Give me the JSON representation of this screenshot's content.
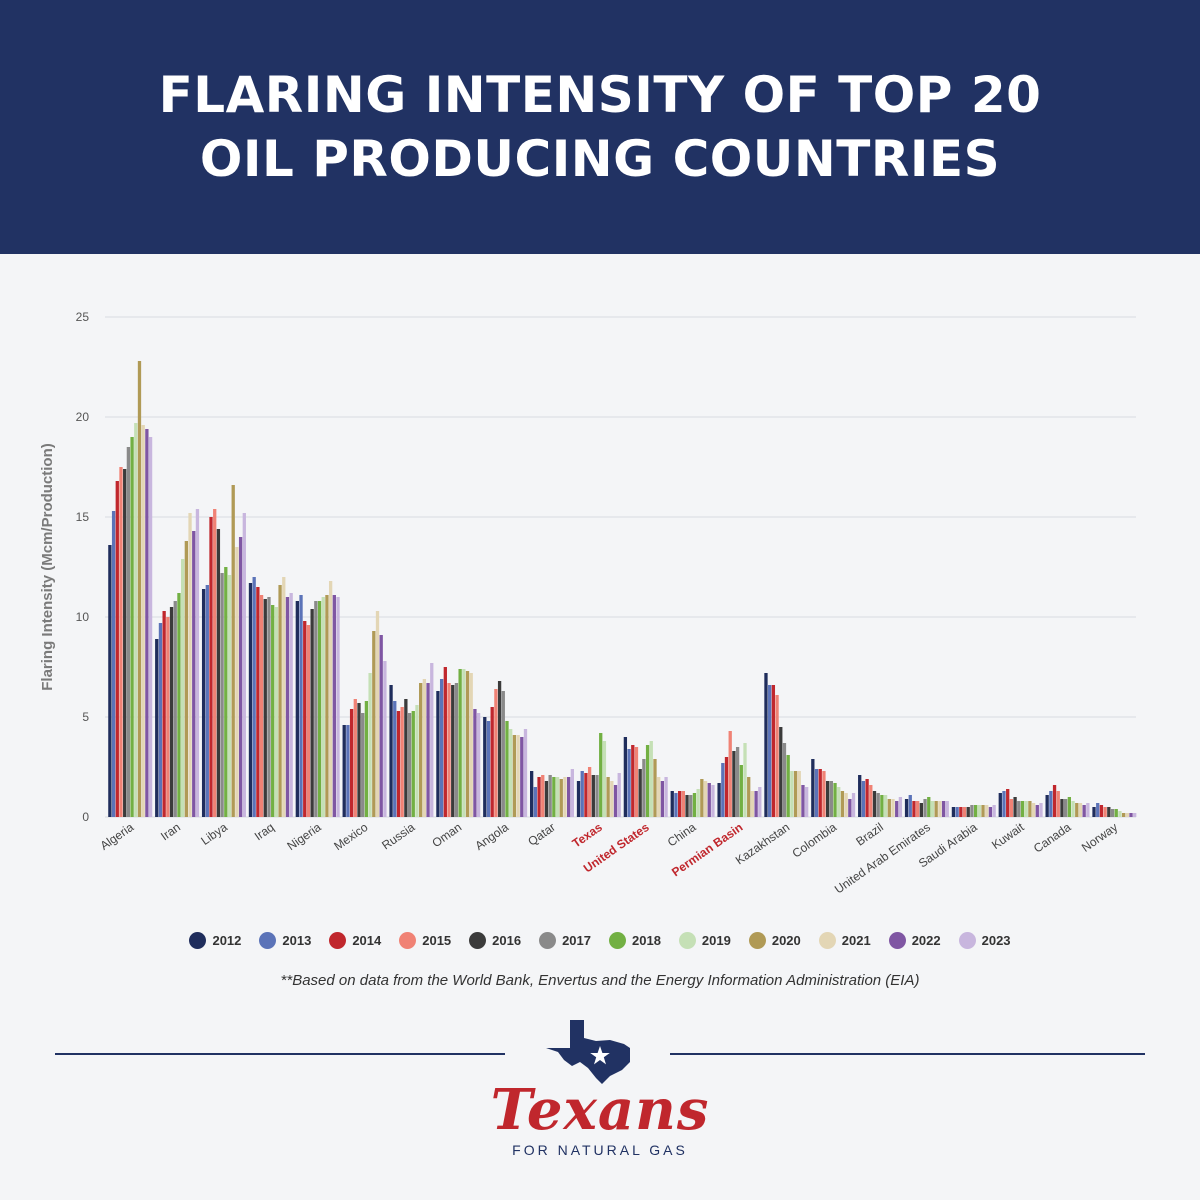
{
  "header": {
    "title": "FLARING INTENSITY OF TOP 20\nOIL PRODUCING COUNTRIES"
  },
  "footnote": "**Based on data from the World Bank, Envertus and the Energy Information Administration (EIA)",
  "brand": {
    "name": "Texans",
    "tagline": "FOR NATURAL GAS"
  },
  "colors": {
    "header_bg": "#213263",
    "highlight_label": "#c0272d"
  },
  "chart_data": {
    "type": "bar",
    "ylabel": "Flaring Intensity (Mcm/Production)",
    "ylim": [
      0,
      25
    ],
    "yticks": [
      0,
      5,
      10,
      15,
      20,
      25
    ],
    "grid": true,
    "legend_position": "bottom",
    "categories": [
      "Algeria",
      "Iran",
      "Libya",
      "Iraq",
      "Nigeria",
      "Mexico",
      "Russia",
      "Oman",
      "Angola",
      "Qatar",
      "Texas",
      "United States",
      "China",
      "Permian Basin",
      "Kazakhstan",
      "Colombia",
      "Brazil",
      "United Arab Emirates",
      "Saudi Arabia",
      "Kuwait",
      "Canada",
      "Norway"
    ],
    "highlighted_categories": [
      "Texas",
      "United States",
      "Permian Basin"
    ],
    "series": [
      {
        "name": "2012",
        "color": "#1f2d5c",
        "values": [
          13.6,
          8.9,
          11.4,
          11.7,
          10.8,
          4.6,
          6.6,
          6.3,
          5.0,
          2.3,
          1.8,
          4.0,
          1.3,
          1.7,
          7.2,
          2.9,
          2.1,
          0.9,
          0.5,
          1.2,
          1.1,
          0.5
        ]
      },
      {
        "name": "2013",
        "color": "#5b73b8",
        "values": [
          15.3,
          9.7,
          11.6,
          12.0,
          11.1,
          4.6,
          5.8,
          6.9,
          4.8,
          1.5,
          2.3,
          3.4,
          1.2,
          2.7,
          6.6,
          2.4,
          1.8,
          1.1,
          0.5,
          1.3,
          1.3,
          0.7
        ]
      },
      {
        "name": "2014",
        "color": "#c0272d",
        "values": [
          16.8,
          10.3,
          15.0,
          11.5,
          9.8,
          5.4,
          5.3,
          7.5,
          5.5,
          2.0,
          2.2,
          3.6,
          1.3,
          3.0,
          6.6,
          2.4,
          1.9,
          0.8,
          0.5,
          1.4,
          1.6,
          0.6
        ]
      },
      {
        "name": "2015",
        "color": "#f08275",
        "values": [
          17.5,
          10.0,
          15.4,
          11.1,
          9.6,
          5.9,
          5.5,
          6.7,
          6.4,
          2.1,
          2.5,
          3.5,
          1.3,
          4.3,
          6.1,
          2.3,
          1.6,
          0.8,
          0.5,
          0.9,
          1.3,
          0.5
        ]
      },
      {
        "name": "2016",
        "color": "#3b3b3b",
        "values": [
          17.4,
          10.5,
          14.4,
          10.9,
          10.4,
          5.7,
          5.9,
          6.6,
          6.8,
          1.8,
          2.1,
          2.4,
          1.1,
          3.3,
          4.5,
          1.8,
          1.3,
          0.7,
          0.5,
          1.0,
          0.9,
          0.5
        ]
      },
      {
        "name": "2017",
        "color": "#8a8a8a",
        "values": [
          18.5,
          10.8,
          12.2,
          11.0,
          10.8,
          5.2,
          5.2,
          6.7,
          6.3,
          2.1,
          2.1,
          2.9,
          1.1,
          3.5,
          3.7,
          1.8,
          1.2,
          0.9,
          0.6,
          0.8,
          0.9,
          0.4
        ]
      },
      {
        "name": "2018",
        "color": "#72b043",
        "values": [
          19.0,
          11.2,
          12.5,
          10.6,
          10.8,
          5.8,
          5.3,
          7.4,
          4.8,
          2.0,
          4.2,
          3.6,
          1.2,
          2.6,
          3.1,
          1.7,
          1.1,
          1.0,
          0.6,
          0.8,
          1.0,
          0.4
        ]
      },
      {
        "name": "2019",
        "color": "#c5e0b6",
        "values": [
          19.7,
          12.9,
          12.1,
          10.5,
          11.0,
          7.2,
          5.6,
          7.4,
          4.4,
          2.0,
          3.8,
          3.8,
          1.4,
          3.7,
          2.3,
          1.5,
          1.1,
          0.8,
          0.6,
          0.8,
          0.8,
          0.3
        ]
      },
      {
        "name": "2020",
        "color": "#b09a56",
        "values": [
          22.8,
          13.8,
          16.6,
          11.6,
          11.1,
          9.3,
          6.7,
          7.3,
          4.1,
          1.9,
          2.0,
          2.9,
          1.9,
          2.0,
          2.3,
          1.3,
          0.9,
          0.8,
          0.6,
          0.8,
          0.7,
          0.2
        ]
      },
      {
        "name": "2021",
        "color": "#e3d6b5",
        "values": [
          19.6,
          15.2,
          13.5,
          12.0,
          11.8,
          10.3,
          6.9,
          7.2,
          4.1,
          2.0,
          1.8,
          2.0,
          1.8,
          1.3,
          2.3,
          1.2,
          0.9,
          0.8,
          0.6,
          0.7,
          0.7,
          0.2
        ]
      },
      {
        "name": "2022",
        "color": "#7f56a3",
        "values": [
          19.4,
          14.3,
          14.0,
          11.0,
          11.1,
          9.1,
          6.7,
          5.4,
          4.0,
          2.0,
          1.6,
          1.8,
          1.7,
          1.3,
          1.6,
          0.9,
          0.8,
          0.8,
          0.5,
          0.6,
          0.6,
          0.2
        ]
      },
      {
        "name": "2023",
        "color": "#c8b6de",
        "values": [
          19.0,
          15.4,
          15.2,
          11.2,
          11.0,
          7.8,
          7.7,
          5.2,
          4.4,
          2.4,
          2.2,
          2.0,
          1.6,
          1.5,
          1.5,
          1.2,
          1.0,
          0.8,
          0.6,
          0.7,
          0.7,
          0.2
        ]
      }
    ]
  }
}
****************************************
Reproduce the records above exactly, leaving out every picture they contain.

• [RESPONSE TO THIS TASK]
Give me the JSON representation of this screenshot's content.
{
  "header": {
    "title": "FLARING INTENSITY OF TOP 20\nOIL PRODUCING COUNTRIES"
  },
  "footnote": "**Based on data from the World Bank, Envertus and the Energy Information Administration (EIA)",
  "brand": {
    "name": "Texans",
    "tagline": "FOR NATURAL GAS"
  },
  "colors": {
    "header_bg": "#213263",
    "highlight_label": "#c0272d"
  },
  "chart_data": {
    "type": "bar",
    "ylabel": "Flaring Intensity (Mcm/Production)",
    "ylim": [
      0,
      25
    ],
    "yticks": [
      0,
      5,
      10,
      15,
      20,
      25
    ],
    "grid": true,
    "legend_position": "bottom",
    "categories": [
      "Algeria",
      "Iran",
      "Libya",
      "Iraq",
      "Nigeria",
      "Mexico",
      "Russia",
      "Oman",
      "Angola",
      "Qatar",
      "Texas",
      "United States",
      "China",
      "Permian Basin",
      "Kazakhstan",
      "Colombia",
      "Brazil",
      "United Arab Emirates",
      "Saudi Arabia",
      "Kuwait",
      "Canada",
      "Norway"
    ],
    "highlighted_categories": [
      "Texas",
      "United States",
      "Permian Basin"
    ],
    "series": [
      {
        "name": "2012",
        "color": "#1f2d5c",
        "values": [
          13.6,
          8.9,
          11.4,
          11.7,
          10.8,
          4.6,
          6.6,
          6.3,
          5.0,
          2.3,
          1.8,
          4.0,
          1.3,
          1.7,
          7.2,
          2.9,
          2.1,
          0.9,
          0.5,
          1.2,
          1.1,
          0.5
        ]
      },
      {
        "name": "2013",
        "color": "#5b73b8",
        "values": [
          15.3,
          9.7,
          11.6,
          12.0,
          11.1,
          4.6,
          5.8,
          6.9,
          4.8,
          1.5,
          2.3,
          3.4,
          1.2,
          2.7,
          6.6,
          2.4,
          1.8,
          1.1,
          0.5,
          1.3,
          1.3,
          0.7
        ]
      },
      {
        "name": "2014",
        "color": "#c0272d",
        "values": [
          16.8,
          10.3,
          15.0,
          11.5,
          9.8,
          5.4,
          5.3,
          7.5,
          5.5,
          2.0,
          2.2,
          3.6,
          1.3,
          3.0,
          6.6,
          2.4,
          1.9,
          0.8,
          0.5,
          1.4,
          1.6,
          0.6
        ]
      },
      {
        "name": "2015",
        "color": "#f08275",
        "values": [
          17.5,
          10.0,
          15.4,
          11.1,
          9.6,
          5.9,
          5.5,
          6.7,
          6.4,
          2.1,
          2.5,
          3.5,
          1.3,
          4.3,
          6.1,
          2.3,
          1.6,
          0.8,
          0.5,
          0.9,
          1.3,
          0.5
        ]
      },
      {
        "name": "2016",
        "color": "#3b3b3b",
        "values": [
          17.4,
          10.5,
          14.4,
          10.9,
          10.4,
          5.7,
          5.9,
          6.6,
          6.8,
          1.8,
          2.1,
          2.4,
          1.1,
          3.3,
          4.5,
          1.8,
          1.3,
          0.7,
          0.5,
          1.0,
          0.9,
          0.5
        ]
      },
      {
        "name": "2017",
        "color": "#8a8a8a",
        "values": [
          18.5,
          10.8,
          12.2,
          11.0,
          10.8,
          5.2,
          5.2,
          6.7,
          6.3,
          2.1,
          2.1,
          2.9,
          1.1,
          3.5,
          3.7,
          1.8,
          1.2,
          0.9,
          0.6,
          0.8,
          0.9,
          0.4
        ]
      },
      {
        "name": "2018",
        "color": "#72b043",
        "values": [
          19.0,
          11.2,
          12.5,
          10.6,
          10.8,
          5.8,
          5.3,
          7.4,
          4.8,
          2.0,
          4.2,
          3.6,
          1.2,
          2.6,
          3.1,
          1.7,
          1.1,
          1.0,
          0.6,
          0.8,
          1.0,
          0.4
        ]
      },
      {
        "name": "2019",
        "color": "#c5e0b6",
        "values": [
          19.7,
          12.9,
          12.1,
          10.5,
          11.0,
          7.2,
          5.6,
          7.4,
          4.4,
          2.0,
          3.8,
          3.8,
          1.4,
          3.7,
          2.3,
          1.5,
          1.1,
          0.8,
          0.6,
          0.8,
          0.8,
          0.3
        ]
      },
      {
        "name": "2020",
        "color": "#b09a56",
        "values": [
          22.8,
          13.8,
          16.6,
          11.6,
          11.1,
          9.3,
          6.7,
          7.3,
          4.1,
          1.9,
          2.0,
          2.9,
          1.9,
          2.0,
          2.3,
          1.3,
          0.9,
          0.8,
          0.6,
          0.8,
          0.7,
          0.2
        ]
      },
      {
        "name": "2021",
        "color": "#e3d6b5",
        "values": [
          19.6,
          15.2,
          13.5,
          12.0,
          11.8,
          10.3,
          6.9,
          7.2,
          4.1,
          2.0,
          1.8,
          2.0,
          1.8,
          1.3,
          2.3,
          1.2,
          0.9,
          0.8,
          0.6,
          0.7,
          0.7,
          0.2
        ]
      },
      {
        "name": "2022",
        "color": "#7f56a3",
        "values": [
          19.4,
          14.3,
          14.0,
          11.0,
          11.1,
          9.1,
          6.7,
          5.4,
          4.0,
          2.0,
          1.6,
          1.8,
          1.7,
          1.3,
          1.6,
          0.9,
          0.8,
          0.8,
          0.5,
          0.6,
          0.6,
          0.2
        ]
      },
      {
        "name": "2023",
        "color": "#c8b6de",
        "values": [
          19.0,
          15.4,
          15.2,
          11.2,
          11.0,
          7.8,
          7.7,
          5.2,
          4.4,
          2.4,
          2.2,
          2.0,
          1.6,
          1.5,
          1.5,
          1.2,
          1.0,
          0.8,
          0.6,
          0.7,
          0.7,
          0.2
        ]
      }
    ]
  }
}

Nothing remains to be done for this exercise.